* [Records supplied]
--*--

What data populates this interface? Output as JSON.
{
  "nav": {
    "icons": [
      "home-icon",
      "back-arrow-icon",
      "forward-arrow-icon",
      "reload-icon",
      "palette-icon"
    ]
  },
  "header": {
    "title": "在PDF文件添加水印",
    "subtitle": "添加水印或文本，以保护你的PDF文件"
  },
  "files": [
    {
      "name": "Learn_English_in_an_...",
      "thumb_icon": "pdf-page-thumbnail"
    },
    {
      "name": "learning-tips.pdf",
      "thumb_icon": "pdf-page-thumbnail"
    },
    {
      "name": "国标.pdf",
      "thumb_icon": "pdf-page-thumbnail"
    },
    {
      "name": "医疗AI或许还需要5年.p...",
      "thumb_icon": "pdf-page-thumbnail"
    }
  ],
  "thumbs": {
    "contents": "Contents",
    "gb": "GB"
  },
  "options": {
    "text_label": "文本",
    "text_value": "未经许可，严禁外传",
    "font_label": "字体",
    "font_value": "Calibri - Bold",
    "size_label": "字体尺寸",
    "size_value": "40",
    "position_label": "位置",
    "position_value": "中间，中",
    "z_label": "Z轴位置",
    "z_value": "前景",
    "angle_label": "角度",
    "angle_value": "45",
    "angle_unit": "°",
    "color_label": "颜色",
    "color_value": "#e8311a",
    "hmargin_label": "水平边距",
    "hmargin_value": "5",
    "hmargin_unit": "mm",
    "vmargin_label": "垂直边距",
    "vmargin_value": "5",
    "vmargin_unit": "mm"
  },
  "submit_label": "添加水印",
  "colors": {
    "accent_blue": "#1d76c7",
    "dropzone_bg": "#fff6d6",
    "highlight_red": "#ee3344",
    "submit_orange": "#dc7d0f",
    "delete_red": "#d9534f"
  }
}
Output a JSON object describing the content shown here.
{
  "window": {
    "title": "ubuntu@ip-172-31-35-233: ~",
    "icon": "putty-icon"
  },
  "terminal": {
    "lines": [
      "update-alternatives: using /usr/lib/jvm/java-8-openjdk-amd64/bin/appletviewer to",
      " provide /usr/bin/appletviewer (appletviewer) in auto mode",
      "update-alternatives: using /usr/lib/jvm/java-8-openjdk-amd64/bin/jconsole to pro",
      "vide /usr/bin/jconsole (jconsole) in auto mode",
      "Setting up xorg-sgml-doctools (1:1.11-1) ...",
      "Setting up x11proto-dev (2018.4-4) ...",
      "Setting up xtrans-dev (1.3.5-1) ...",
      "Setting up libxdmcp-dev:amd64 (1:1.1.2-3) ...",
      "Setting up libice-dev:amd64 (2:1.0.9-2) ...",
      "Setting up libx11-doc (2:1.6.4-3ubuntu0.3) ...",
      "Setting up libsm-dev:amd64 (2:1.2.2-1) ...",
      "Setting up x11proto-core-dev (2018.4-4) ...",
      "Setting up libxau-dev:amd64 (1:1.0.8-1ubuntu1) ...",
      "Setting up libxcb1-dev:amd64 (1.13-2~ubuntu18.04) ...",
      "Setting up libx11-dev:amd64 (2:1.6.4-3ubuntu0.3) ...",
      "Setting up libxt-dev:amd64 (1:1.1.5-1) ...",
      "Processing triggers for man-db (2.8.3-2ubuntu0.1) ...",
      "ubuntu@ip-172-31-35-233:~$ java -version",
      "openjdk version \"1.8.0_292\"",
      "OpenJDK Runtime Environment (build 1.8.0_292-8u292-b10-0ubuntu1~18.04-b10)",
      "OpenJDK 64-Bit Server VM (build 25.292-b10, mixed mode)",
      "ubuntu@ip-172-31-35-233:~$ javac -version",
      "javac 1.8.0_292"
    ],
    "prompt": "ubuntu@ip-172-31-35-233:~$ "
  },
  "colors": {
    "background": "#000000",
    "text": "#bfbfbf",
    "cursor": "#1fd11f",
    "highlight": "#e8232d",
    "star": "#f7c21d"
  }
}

--*--

Exactly as written, please output every entry.

* [Complete answer]
What data populates this interface? Output as JSON.
{
  "nav": {
    "icons": [
      "home-icon",
      "back-arrow-icon",
      "forward-arrow-icon",
      "reload-icon",
      "palette-icon"
    ]
  },
  "header": {
    "title": "在PDF文件添加水印",
    "subtitle": "添加水印或文本，以保护你的PDF文件"
  },
  "files": [
    {
      "name": "Learn_English_in_an_...",
      "thumb_icon": "pdf-page-thumbnail"
    },
    {
      "name": "learning-tips.pdf",
      "thumb_icon": "pdf-page-thumbnail"
    },
    {
      "name": "国标.pdf",
      "thumb_icon": "pdf-page-thumbnail"
    },
    {
      "name": "医疗AI或许还需要5年.p...",
      "thumb_icon": "pdf-page-thumbnail"
    }
  ],
  "thumbs": {
    "contents": "Contents",
    "gb": "GB"
  },
  "options": {
    "text_label": "文本",
    "text_value": "未经许可，严禁外传",
    "font_label": "字体",
    "font_value": "Calibri - Bold",
    "size_label": "字体尺寸",
    "size_value": "40",
    "position_label": "位置",
    "position_value": "中间，中",
    "z_label": "Z轴位置",
    "z_value": "前景",
    "angle_label": "角度",
    "angle_value": "45",
    "angle_unit": "°",
    "color_label": "颜色",
    "color_value": "#e8311a",
    "hmargin_label": "水平边距",
    "hmargin_value": "5",
    "hmargin_unit": "mm",
    "vmargin_label": "垂直边距",
    "vmargin_value": "5",
    "vmargin_unit": "mm"
  },
  "submit_label": "添加水印",
  "colors": {
    "accent_blue": "#1d76c7",
    "dropzone_bg": "#fff6d6",
    "highlight_red": "#ee3344",
    "submit_orange": "#dc7d0f",
    "delete_red": "#d9534f"
  }
}
Output a JSON object describing the content shown here.
{
  "window": {
    "title": "ubuntu@ip-172-31-35-233: ~",
    "icon": "putty-icon"
  },
  "terminal": {
    "lines": [
      "update-alternatives: using /usr/lib/jvm/java-8-openjdk-amd64/bin/appletviewer to",
      " provide /usr/bin/appletviewer (appletviewer) in auto mode",
      "update-alternatives: using /usr/lib/jvm/java-8-openjdk-amd64/bin/jconsole to pro",
      "vide /usr/bin/jconsole (jconsole) in auto mode",
      "Setting up xorg-sgml-doctools (1:1.11-1) ...",
      "Setting up x11proto-dev (2018.4-4) ...",
      "Setting up xtrans-dev (1.3.5-1) ...",
      "Setting up libxdmcp-dev:amd64 (1:1.1.2-3) ...",
      "Setting up libice-dev:amd64 (2:1.0.9-2) ...",
      "Setting up libx11-doc (2:1.6.4-3ubuntu0.3) ...",
      "Setting up libsm-dev:amd64 (2:1.2.2-1) ...",
      "Setting up x11proto-core-dev (2018.4-4) ...",
      "Setting up libxau-dev:amd64 (1:1.0.8-1ubuntu1) ...",
      "Setting up libxcb1-dev:amd64 (1.13-2~ubuntu18.04) ...",
      "Setting up libx11-dev:amd64 (2:1.6.4-3ubuntu0.3) ...",
      "Setting up libxt-dev:amd64 (1:1.1.5-1) ...",
      "Processing triggers for man-db (2.8.3-2ubuntu0.1) ...",
      "ubuntu@ip-172-31-35-233:~$ java -version",
      "openjdk version \"1.8.0_292\"",
      "OpenJDK Runtime Environment (build 1.8.0_292-8u292-b10-0ubuntu1~18.04-b10)",
      "OpenJDK 64-Bit Server VM (build 25.292-b10, mixed mode)",
      "ubuntu@ip-172-31-35-233:~$ javac -version",
      "javac 1.8.0_292"
    ],
    "prompt": "ubuntu@ip-172-31-35-233:~$ "
  },
  "colors": {
    "background": "#000000",
    "text": "#bfbfbf",
    "cursor": "#1fd11f",
    "highlight": "#e8232d",
    "star": "#f7c21d"
  }
}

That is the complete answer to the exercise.